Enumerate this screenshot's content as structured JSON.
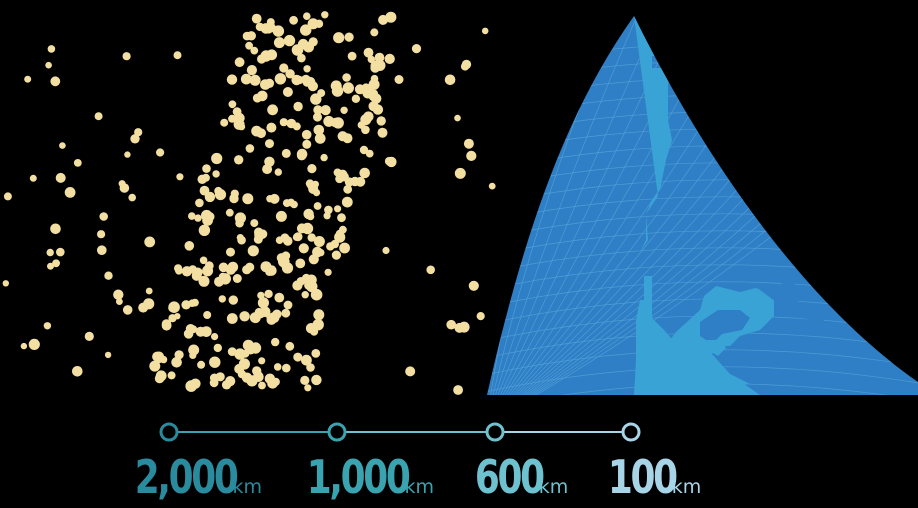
{
  "colors": {
    "background": "#000000",
    "particle": "#f3dfa2",
    "globe_dark": "#2f7fc6",
    "globe_tile_line": "#5aa6d9",
    "land_highlight": "#3aa3d6"
  },
  "scale": {
    "points": [
      {
        "value": "2,000",
        "unit": "km",
        "color": "#2a8a9e"
      },
      {
        "value": "1,000",
        "unit": "km",
        "color": "#3aa3b0"
      },
      {
        "value": "600",
        "unit": "km",
        "color": "#6ec2cf"
      },
      {
        "value": "100",
        "unit": "km",
        "color": "#a8d4e8"
      }
    ]
  }
}
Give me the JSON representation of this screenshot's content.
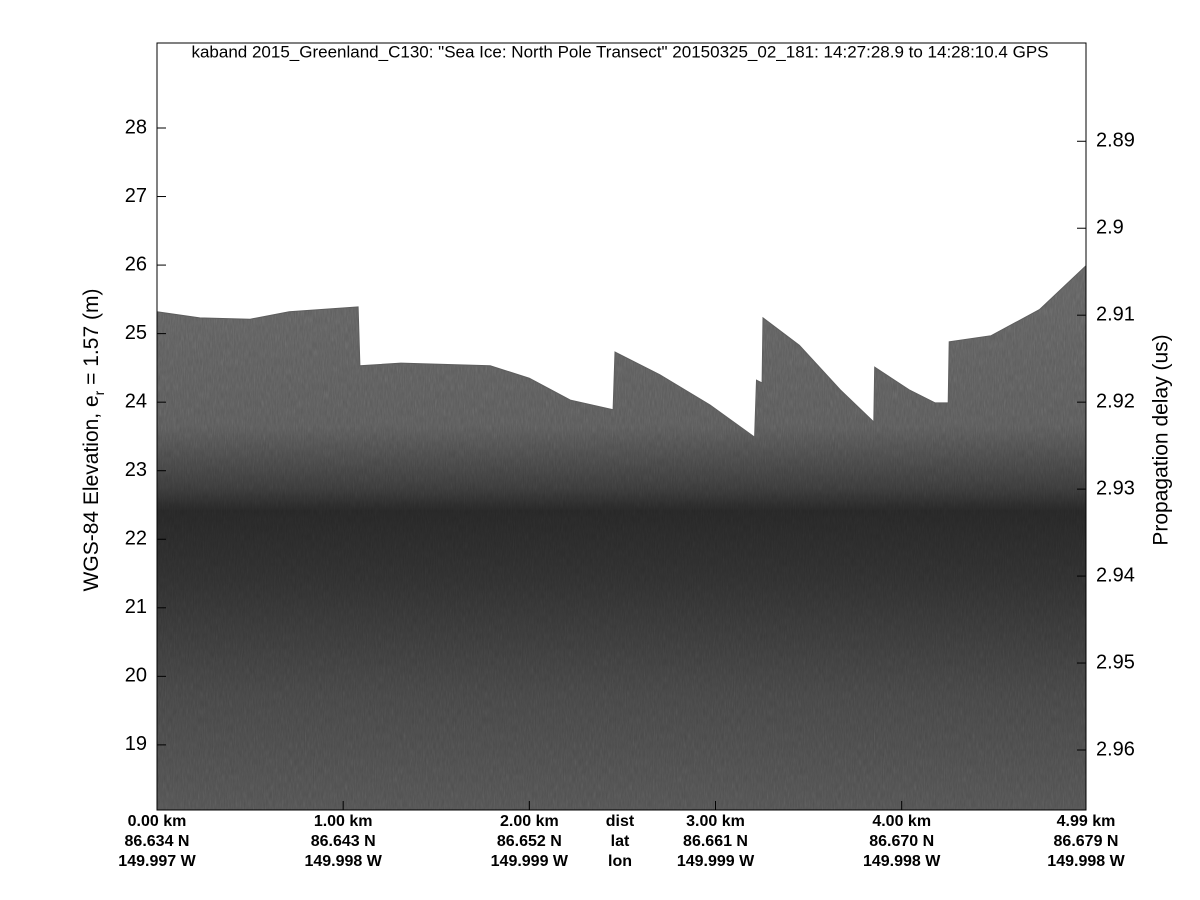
{
  "chart_data": {
    "type": "echogram",
    "title": "kaband 2015_Greenland_C130: \"Sea Ice: North Pole Transect\"  20150325_02_181: 14:27:28.9 to 14:28:10.4 GPS",
    "ylabel": [
      "WGS-84 Elevation, e",
      "r",
      " = 1.57 (m)"
    ],
    "y2label": "Propagation delay (us)",
    "xlim": [
      0,
      4.99
    ],
    "ylim": [
      18.05,
      29.24
    ],
    "y2lim": [
      2.9669,
      2.8787
    ],
    "yticks": [
      19,
      20,
      21,
      22,
      23,
      24,
      25,
      26,
      27,
      28
    ],
    "y2ticks": [
      2.89,
      2.9,
      2.91,
      2.92,
      2.93,
      2.94,
      2.95,
      2.96
    ],
    "xticks": [
      {
        "value": 0,
        "label": "0.00 km"
      },
      {
        "value": 1,
        "label": "1.00 km"
      },
      {
        "value": 2,
        "label": "2.00 km"
      },
      {
        "value": 3,
        "label": "3.00 km"
      },
      {
        "value": 4,
        "label": "4.00 km"
      },
      {
        "value": 4.99,
        "label": "4.99 km"
      }
    ],
    "xtick_lat": [
      "86.634 N",
      "86.643 N",
      "86.652 N",
      "86.661 N",
      "86.670 N",
      "86.679 N"
    ],
    "xtick_lon": [
      "149.997 W",
      "149.998 W",
      "149.999 W",
      "149.999 W",
      "149.998 W",
      "149.998 W"
    ],
    "xrow_labels": [
      "dist",
      "lat",
      "lon"
    ],
    "x": [
      0,
      0.23,
      0.5,
      0.71,
      1.08,
      1.09,
      1.31,
      1.79,
      2.0,
      2.22,
      2.45,
      2.46,
      2.7,
      2.97,
      3.21,
      3.22,
      3.25,
      3.255,
      3.45,
      3.67,
      3.85,
      3.855,
      4.04,
      4.18,
      4.25,
      4.255,
      4.48,
      4.74,
      4.99
    ],
    "values": [
      25.32,
      25.23,
      25.21,
      25.32,
      25.39,
      24.53,
      24.57,
      24.53,
      24.35,
      24.03,
      23.89,
      24.73,
      24.4,
      23.96,
      23.49,
      24.32,
      24.28,
      25.23,
      24.83,
      24.18,
      23.71,
      24.51,
      24.18,
      23.99,
      23.99,
      24.88,
      24.97,
      25.35,
      25.99
    ],
    "color": "#5e5e5e"
  }
}
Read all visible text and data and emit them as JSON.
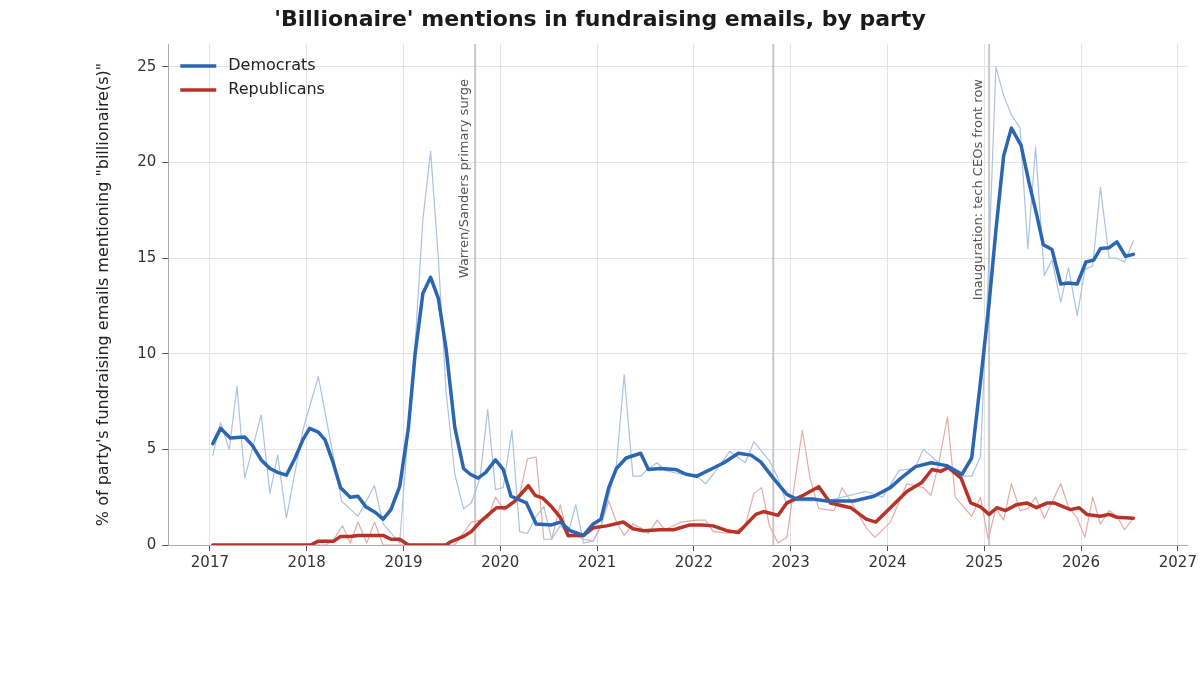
{
  "chart_data": {
    "type": "line",
    "title": "'Billionaire' mentions in fundraising emails, by party",
    "ylabel": "% of party's fundraising emails mentioning \"billionaire(s)\"",
    "xlim": [
      2016.57,
      2027.1
    ],
    "xticks": [
      2017,
      2018,
      2019,
      2020,
      2021,
      2022,
      2023,
      2024,
      2025,
      2026,
      2027
    ],
    "ylim": [
      0,
      26.2
    ],
    "yticks": [
      0,
      5,
      10,
      15,
      20,
      25
    ],
    "grid": true,
    "legend": "top left",
    "marker": "none",
    "line_style": "solid",
    "ref_lines": [
      {
        "axis": "x",
        "value": 2019.74,
        "label": "Warren/Sanders primary surge",
        "color": "#c8c8c8"
      },
      {
        "axis": "x",
        "value": 2022.82,
        "color": "#c8c8c8"
      },
      {
        "axis": "x",
        "value": 2025.05,
        "label": "Inauguration: tech CEOs front row",
        "color": "#c8c8c8"
      }
    ],
    "series": [
      {
        "color": "#aac3e0",
        "x": [
          2017.03,
          2017.11,
          2017.2,
          2017.28,
          2017.36,
          2017.53,
          2017.62,
          2017.7,
          2017.79,
          2017.96,
          2018.12,
          2018.28,
          2018.36,
          2018.53,
          2018.7,
          2018.79,
          2018.96,
          2019.05,
          2019.12,
          2019.2,
          2019.28,
          2019.36,
          2019.44,
          2019.53,
          2019.62,
          2019.7,
          2019.79,
          2019.87,
          2019.95,
          2020.03,
          2020.12,
          2020.2,
          2020.28,
          2020.37,
          2020.45,
          2020.53,
          2020.62,
          2020.7,
          2020.78,
          2020.86,
          2020.96,
          2021.04,
          2021.12,
          2021.2,
          2021.28,
          2021.37,
          2021.45,
          2021.53,
          2021.62,
          2021.7,
          2021.87,
          2022.03,
          2022.12,
          2022.2,
          2022.37,
          2022.53,
          2022.62,
          2022.78,
          2022.87,
          2022.96,
          2023.04,
          2023.2,
          2023.37,
          2023.62,
          2023.78,
          2023.95,
          2024.12,
          2024.28,
          2024.37,
          2024.53,
          2024.62,
          2024.78,
          2024.87,
          2024.96,
          2025.04,
          2025.12,
          2025.2,
          2025.28,
          2025.37,
          2025.45,
          2025.53,
          2025.62,
          2025.7,
          2025.79,
          2025.87,
          2025.96,
          2026.04,
          2026.12,
          2026.2,
          2026.29,
          2026.37,
          2026.45,
          2026.54
        ],
        "values": [
          4.7,
          6.4,
          5.0,
          8.3,
          3.5,
          6.8,
          2.7,
          4.7,
          1.4,
          6.0,
          8.8,
          4.5,
          2.3,
          1.5,
          3.1,
          1.1,
          0.1,
          6.0,
          10.5,
          17.0,
          20.6,
          15.0,
          8.0,
          3.7,
          1.9,
          2.2,
          3.5,
          7.1,
          2.9,
          3.0,
          6.0,
          0.7,
          0.6,
          1.5,
          2.0,
          0.3,
          1.0,
          0.6,
          2.1,
          0.1,
          0.2,
          1.0,
          2.5,
          4.2,
          8.9,
          3.6,
          3.6,
          4.0,
          4.3,
          3.9,
          3.7,
          3.6,
          3.2,
          3.7,
          4.9,
          4.3,
          5.4,
          4.4,
          3.5,
          2.1,
          2.3,
          null,
          2.3,
          null,
          2.8,
          2.5,
          3.9,
          4.0,
          5.0,
          4.3,
          4.0,
          3.6,
          3.6,
          4.6,
          14.0,
          25.0,
          23.5,
          22.5,
          21.8,
          15.5,
          20.8,
          14.1,
          14.9,
          12.7,
          14.5,
          12.0,
          14.4,
          14.6,
          18.7,
          15.0,
          15.0,
          14.8,
          15.9
        ]
      },
      {
        "color": "#e6aaa6",
        "x": [
          2017.03,
          2018.2,
          2018.28,
          2018.37,
          2018.45,
          2018.53,
          2018.62,
          2018.7,
          2018.79,
          2019.03,
          2019.53,
          2019.7,
          2019.87,
          2019.95,
          2020.04,
          2020.2,
          2020.28,
          2020.37,
          2020.45,
          2020.53,
          2020.62,
          2020.7,
          2020.78,
          2020.86,
          2020.96,
          2021.04,
          2021.12,
          2021.2,
          2021.28,
          2021.37,
          2021.45,
          2021.53,
          2021.62,
          2021.7,
          2021.87,
          2022.03,
          2022.12,
          2022.2,
          2022.37,
          2022.53,
          2022.62,
          2022.7,
          2022.78,
          2022.87,
          2022.96,
          2023.12,
          2023.2,
          2023.29,
          2023.45,
          2023.53,
          2023.62,
          2023.78,
          2023.87,
          2024.03,
          2024.2,
          2024.37,
          2024.45,
          2024.53,
          2024.62,
          2024.7,
          2024.87,
          2024.96,
          2025.04,
          2025.12,
          2025.2,
          2025.28,
          2025.37,
          2025.45,
          2025.53,
          2025.62,
          2025.79,
          2025.87,
          2025.96,
          2026.04,
          2026.12,
          2026.2,
          2026.29,
          2026.37,
          2026.45,
          2026.54
        ],
        "values": [
          0,
          0,
          0.3,
          1.0,
          0.1,
          1.2,
          0.1,
          1.2,
          0,
          0,
          0,
          1.2,
          1.4,
          2.5,
          1.8,
          2.6,
          4.5,
          4.6,
          0.3,
          0.3,
          2.1,
          0.4,
          0.5,
          0.3,
          0.2,
          1.0,
          2.3,
          1.2,
          0.5,
          1.1,
          0.9,
          0.6,
          1.3,
          0.8,
          1.2,
          1.3,
          1.3,
          0.7,
          0.6,
          1.0,
          2.7,
          3.0,
          1.0,
          0.1,
          0.4,
          6.0,
          3.5,
          1.9,
          1.8,
          3.0,
          2.3,
          0.9,
          0.4,
          1.2,
          3.2,
          3.0,
          2.6,
          4.3,
          6.7,
          2.5,
          1.5,
          2.5,
          0.3,
          1.9,
          1.3,
          3.2,
          1.8,
          1.9,
          2.5,
          1.4,
          3.2,
          2.0,
          1.4,
          0.4,
          2.5,
          1.1,
          1.8,
          1.5,
          0.8,
          1.4
        ]
      },
      {
        "name": "Democrats",
        "color": "#2a66b1",
        "x": [
          2017.03,
          2017.11,
          2017.21,
          2017.36,
          2017.44,
          2017.53,
          2017.62,
          2017.7,
          2017.79,
          2017.88,
          2017.96,
          2018.03,
          2018.12,
          2018.19,
          2018.27,
          2018.35,
          2018.45,
          2018.53,
          2018.61,
          2018.71,
          2018.79,
          2018.87,
          2018.96,
          2019.05,
          2019.12,
          2019.2,
          2019.28,
          2019.36,
          2019.44,
          2019.53,
          2019.62,
          2019.69,
          2019.77,
          2019.85,
          2019.95,
          2020.03,
          2020.11,
          2020.27,
          2020.37,
          2020.53,
          2020.62,
          2020.72,
          2020.86,
          2020.96,
          2021.04,
          2021.12,
          2021.2,
          2021.3,
          2021.45,
          2021.53,
          2021.65,
          2021.81,
          2021.92,
          2022.03,
          2022.17,
          2022.31,
          2022.46,
          2022.59,
          2022.69,
          2022.82,
          2022.96,
          2023.06,
          2023.24,
          2023.37,
          2023.65,
          2023.86,
          2024.03,
          2024.14,
          2024.29,
          2024.45,
          2024.61,
          2024.77,
          2024.87,
          2024.96,
          2025.05,
          2025.12,
          2025.2,
          2025.28,
          2025.38,
          2025.46,
          2025.54,
          2025.61,
          2025.7,
          2025.79,
          2025.87,
          2025.96,
          2026.05,
          2026.13,
          2026.2,
          2026.29,
          2026.37,
          2026.46,
          2026.54
        ],
        "values": [
          5.3,
          6.1,
          5.6,
          5.65,
          5.2,
          4.45,
          4.0,
          3.8,
          3.65,
          4.55,
          5.5,
          6.1,
          5.9,
          5.5,
          4.35,
          3.0,
          2.5,
          2.55,
          2.0,
          1.7,
          1.35,
          1.85,
          3.05,
          6.1,
          10.0,
          13.15,
          14.0,
          12.9,
          10.25,
          6.15,
          4.0,
          3.7,
          3.5,
          3.8,
          4.45,
          3.95,
          2.55,
          2.2,
          1.1,
          1.05,
          1.2,
          0.75,
          0.5,
          1.1,
          1.35,
          3.0,
          4.0,
          4.55,
          4.8,
          3.95,
          4.0,
          3.95,
          3.7,
          3.6,
          3.95,
          4.3,
          4.8,
          4.7,
          4.35,
          3.5,
          2.65,
          2.4,
          2.4,
          2.3,
          2.3,
          2.55,
          3.0,
          3.5,
          4.1,
          4.3,
          4.15,
          3.7,
          4.55,
          8.5,
          12.65,
          16.45,
          20.35,
          21.8,
          20.9,
          19.0,
          17.3,
          15.7,
          15.45,
          13.65,
          13.7,
          13.65,
          14.8,
          14.9,
          15.5,
          15.55,
          15.85,
          15.1,
          15.2
        ]
      },
      {
        "name": "Republicans",
        "color": "#b83227",
        "x": [
          2017.03,
          2018.04,
          2018.12,
          2018.28,
          2018.35,
          2018.45,
          2018.53,
          2018.79,
          2018.87,
          2018.96,
          2019.05,
          2019.44,
          2019.48,
          2019.62,
          2019.7,
          2019.79,
          2019.96,
          2020.06,
          2020.15,
          2020.29,
          2020.36,
          2020.44,
          2020.53,
          2020.62,
          2020.7,
          2020.86,
          2020.96,
          2021.1,
          2021.27,
          2021.37,
          2021.48,
          2021.65,
          2021.79,
          2021.96,
          2022.08,
          2022.2,
          2022.34,
          2022.46,
          2022.64,
          2022.72,
          2022.87,
          2022.96,
          2023.13,
          2023.29,
          2023.41,
          2023.62,
          2023.78,
          2023.88,
          2024.03,
          2024.2,
          2024.35,
          2024.46,
          2024.55,
          2024.63,
          2024.76,
          2024.86,
          2024.96,
          2025.05,
          2025.13,
          2025.22,
          2025.33,
          2025.44,
          2025.54,
          2025.65,
          2025.72,
          2025.89,
          2025.98,
          2026.06,
          2026.2,
          2026.29,
          2026.37,
          2026.54
        ],
        "values": [
          0,
          0,
          0.2,
          0.2,
          0.45,
          0.45,
          0.5,
          0.5,
          0.3,
          0.3,
          0,
          0,
          0.15,
          0.45,
          0.7,
          1.2,
          1.95,
          1.95,
          2.3,
          3.1,
          2.6,
          2.45,
          2.0,
          1.45,
          0.5,
          0.5,
          0.9,
          1.0,
          1.2,
          0.85,
          0.75,
          0.8,
          0.8,
          1.05,
          1.05,
          1.0,
          0.75,
          0.65,
          1.6,
          1.75,
          1.55,
          2.2,
          2.6,
          3.05,
          2.2,
          1.95,
          1.35,
          1.2,
          1.95,
          2.8,
          3.25,
          3.95,
          3.85,
          4.05,
          3.5,
          2.2,
          2.0,
          1.6,
          1.95,
          1.8,
          2.1,
          2.2,
          1.95,
          2.2,
          2.2,
          1.85,
          1.95,
          1.6,
          1.5,
          1.6,
          1.45,
          1.4
        ]
      }
    ]
  }
}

■ ■ ■ ■ ■

> _Requirement_: Pull out all lines of the data with the string "this".

> _Reply to the task_:
Enumerate this screenshot's content as structured JSON.
Give me the JSON representation of this screenshot's content.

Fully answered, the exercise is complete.